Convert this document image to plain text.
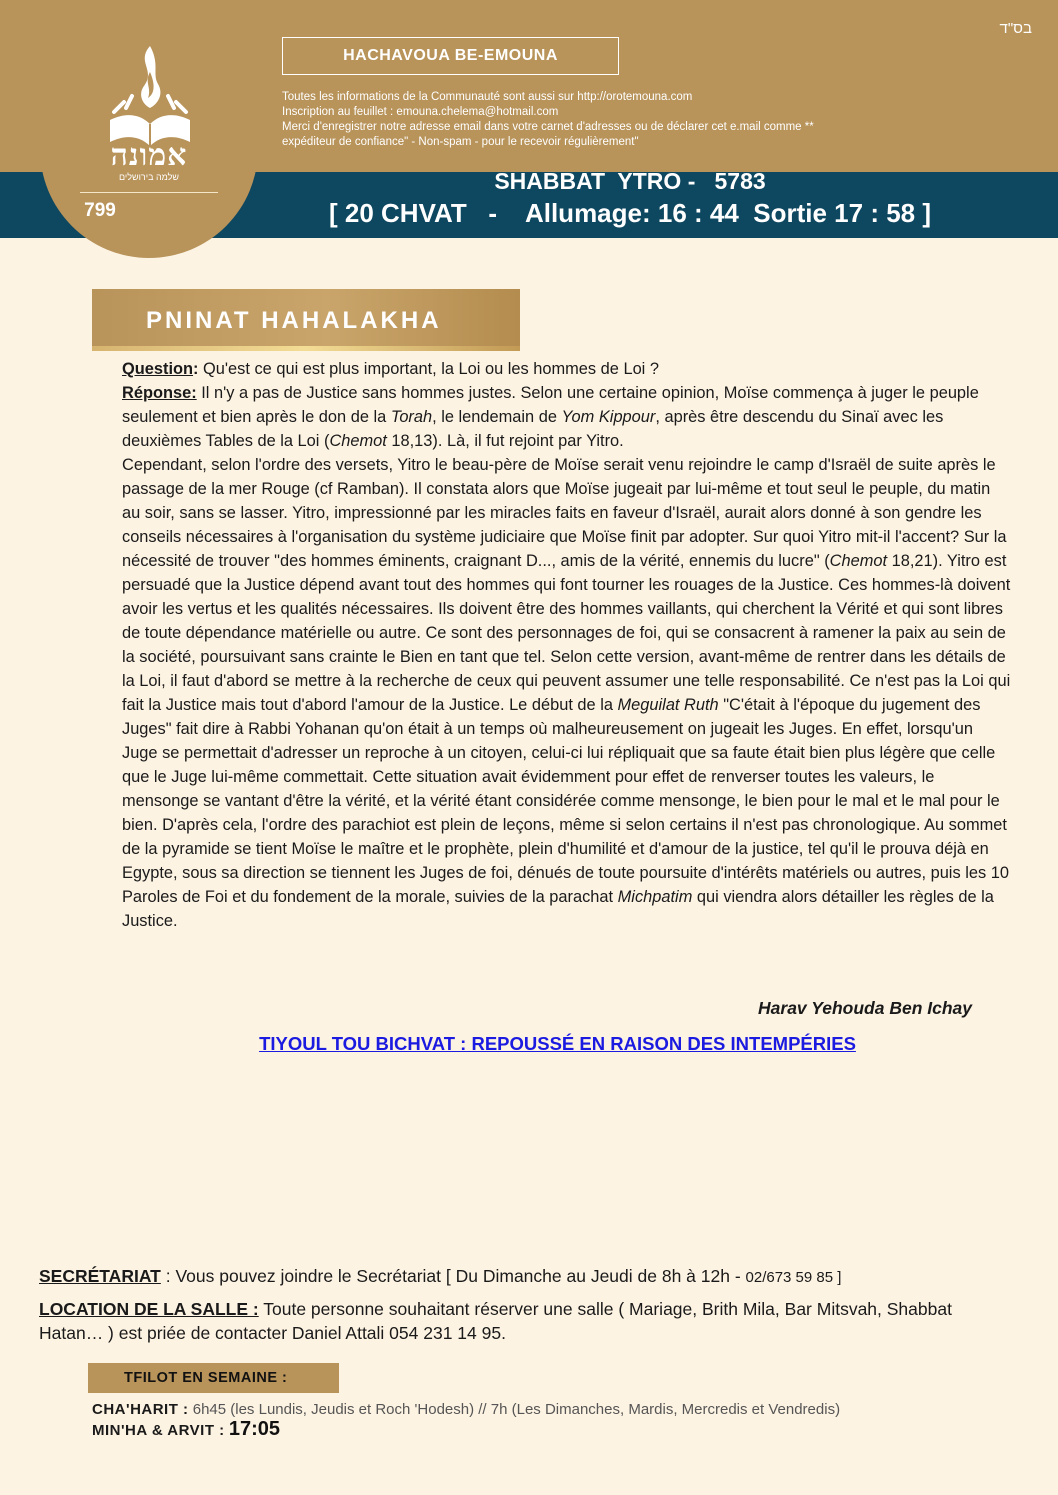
אמונה
שלמה בירושלים
799
בס"ד
HACHAVOUA BE-EMOUNA
Toutes les informations de la Communauté sont aussi sur http://orotemouna.com
Inscription au feuillet : emouna.chelema@hotmail.com
Merci d'enregistrer notre adresse email dans votre carnet d'adresses ou de déclarer cet e.mail comme **
expéditeur de confiance" - Non-spam - pour le recevoir régulièrement"
SHABBAT  YTRO -   5783
[ 20 CHVAT   -    Allumage: 16 : 44  Sortie 17 : 58 ]
PNINAT HAHALAKHA

Question: Qu'est ce qui est plus important, la Loi ou les hommes de Loi ?

Réponse: Il n'y a pas de Justice sans hommes justes. Selon une certaine opinion, Moïse commença à juger le peuple seulement et bien après le don de la Torah, le lendemain de Yom Kippour, après être descendu du Sinaï avec les deuxièmes Tables de la Loi (Chemot 18,13). Là, il fut rejoint par Yitro.

Cependant, selon l'ordre des versets, Yitro le beau-père de Moïse serait venu rejoindre le camp d'Israël de suite après le passage de la mer Rouge (cf Ramban). Il constata alors que Moïse jugeait par lui-même et tout seul le peuple, du matin au soir, sans se lasser. Yitro, impressionné par les miracles faits en faveur d'Israël, aurait alors donné à son gendre les conseils nécessaires à l'organisation du système judiciaire que Moïse finit par adopter. Sur quoi Yitro mit-il l'accent? Sur la nécessité de trouver "des hommes éminents, craignant D..., amis de la vérité, ennemis du lucre" (Chemot 18,21). Yitro est persuadé que la Justice dépend avant tout des hommes qui font tourner les rouages de la Justice. Ces hommes-là doivent avoir les vertus et les qualités nécessaires. Ils doivent être des hommes vaillants, qui cherchent la Vérité et qui sont libres de toute dépendance matérielle ou autre. Ce sont des personnages de foi, qui se consacrent à ramener la paix au sein de la société, poursuivant sans crainte le Bien en tant que tel. Selon cette version, avant-même de rentrer dans les détails de la Loi, il faut d'abord se mettre à la recherche de ceux qui peuvent assumer une telle responsabilité. Ce n'est pas la Loi qui fait la Justice mais tout d'abord l'amour de la Justice. Le début de la Meguilat Ruth "C'était à l'époque du jugement des Juges" fait dire à Rabbi Yohanan qu'on était à un temps où malheureusement on jugeait les Juges. En effet, lorsqu'un Juge se permettait d'adresser un reproche à un citoyen, celui-ci lui répliquait que sa faute était bien plus légère que celle que le Juge lui-même commettait. Cette situation avait évidemment pour effet de renverser toutes les valeurs, le mensonge se vantant d'être la vérité, et la vérité étant considérée comme mensonge, le bien pour le mal et le mal pour le bien. D'après cela, l'ordre des parachiot est plein de leçons, même si selon certains il n'est pas chronologique. Au sommet de la pyramide se tient Moïse le maître et le prophète, plein d'humilité et d'amour de la justice, tel qu'il le prouva déjà en Egypte, sous sa direction se tiennent les Juges de foi, dénués de toute poursuite d'intérêts matériels ou autres, puis les 10 Paroles de Foi et du fondement de la morale, suivies de la parachat Michpatim qui viendra alors détailler les règles de la Justice.

Harav Yehouda Ben Ichay
TIYOUL TOU BICHVAT : REPOUSSÉ EN RAISON DES INTEMPÉRIES
SECRÉTARIAT : Vous pouvez joindre le Secrétariat [ Du Dimanche au Jeudi de 8h à 12h - 02/673 59 85 ]
LOCATION DE LA SALLE : Toute personne souhaitant réserver une salle ( Mariage, Brith Mila, Bar Mitsvah, Shabbat Hatan… ) est priée de contacter Daniel Attali 054 231 14 95.
TFILOT EN SEMAINE :
CHA'HARIT : 6h45 (les Lundis, Jeudis et Roch 'Hodesh) // 7h (Les Dimanches, Mardis, Mercredis et Vendredis)
MIN'HA & ARVIT : 17:05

Your instructions >> All of the data above should be quoted exactly, except for the pictures.

Response to this task >>
Convert this document image to plain text.
אמונה
שלמה בירושלים
799
בס"ד
HACHAVOUA BE-EMOUNA
Toutes les informations de la Communauté sont aussi sur http://orotemouna.com
Inscription au feuillet : emouna.chelema@hotmail.com
Merci d'enregistrer notre adresse email dans votre carnet d'adresses ou de déclarer cet e.mail comme **
expéditeur de confiance" - Non-spam - pour le recevoir régulièrement"
SHABBAT  YTRO -   5783
[ 20 CHVAT   -    Allumage: 16 : 44  Sortie 17 : 58 ]
PNINAT HAHALAKHA

Question: Qu'est ce qui est plus important, la Loi ou les hommes de Loi ?

Réponse: Il n'y a pas de Justice sans hommes justes. Selon une certaine opinion, Moïse commença à juger le peuple seulement et bien après le don de la Torah, le lendemain de Yom Kippour, après être descendu du Sinaï avec les deuxièmes Tables de la Loi (Chemot 18,13). Là, il fut rejoint par Yitro.

Cependant, selon l'ordre des versets, Yitro le beau-père de Moïse serait venu rejoindre le camp d'Israël de suite après le passage de la mer Rouge (cf Ramban). Il constata alors que Moïse jugeait par lui-même et tout seul le peuple, du matin au soir, sans se lasser. Yitro, impressionné par les miracles faits en faveur d'Israël, aurait alors donné à son gendre les conseils nécessaires à l'organisation du système judiciaire que Moïse finit par adopter. Sur quoi Yitro mit-il l'accent? Sur la nécessité de trouver "des hommes éminents, craignant D..., amis de la vérité, ennemis du lucre" (Chemot 18,21). Yitro est persuadé que la Justice dépend avant tout des hommes qui font tourner les rouages de la Justice. Ces hommes-là doivent avoir les vertus et les qualités nécessaires. Ils doivent être des hommes vaillants, qui cherchent la Vérité et qui sont libres de toute dépendance matérielle ou autre. Ce sont des personnages de foi, qui se consacrent à ramener la paix au sein de la société, poursuivant sans crainte le Bien en tant que tel. Selon cette version, avant-même de rentrer dans les détails de la Loi, il faut d'abord se mettre à la recherche de ceux qui peuvent assumer une telle responsabilité. Ce n'est pas la Loi qui fait la Justice mais tout d'abord l'amour de la Justice. Le début de la Meguilat Ruth "C'était à l'époque du jugement des Juges" fait dire à Rabbi Yohanan qu'on était à un temps où malheureusement on jugeait les Juges. En effet, lorsqu'un Juge se permettait d'adresser un reproche à un citoyen, celui-ci lui répliquait que sa faute était bien plus légère que celle que le Juge lui-même commettait. Cette situation avait évidemment pour effet de renverser toutes les valeurs, le mensonge se vantant d'être la vérité, et la vérité étant considérée comme mensonge, le bien pour le mal et le mal pour le bien. D'après cela, l'ordre des parachiot est plein de leçons, même si selon certains il n'est pas chronologique. Au sommet de la pyramide se tient Moïse le maître et le prophète, plein d'humilité et d'amour de la justice, tel qu'il le prouva déjà en Egypte, sous sa direction se tiennent les Juges de foi, dénués de toute poursuite d'intérêts matériels ou autres, puis les 10 Paroles de Foi et du fondement de la morale, suivies de la parachat Michpatim qui viendra alors détailler les règles de la Justice.

Harav Yehouda Ben Ichay
TIYOUL TOU BICHVAT : REPOUSSÉ EN RAISON DES INTEMPÉRIES
SECRÉTARIAT : Vous pouvez joindre le Secrétariat [ Du Dimanche au Jeudi de 8h à 12h - 02/673 59 85 ]
LOCATION DE LA SALLE : Toute personne souhaitant réserver une salle ( Mariage, Brith Mila, Bar Mitsvah, Shabbat Hatan… ) est priée de contacter Daniel Attali 054 231 14 95.
TFILOT EN SEMAINE :
CHA'HARIT : 6h45 (les Lundis, Jeudis et Roch 'Hodesh) // 7h (Les Dimanches, Mardis, Mercredis et Vendredis)
MIN'HA & ARVIT : 17:05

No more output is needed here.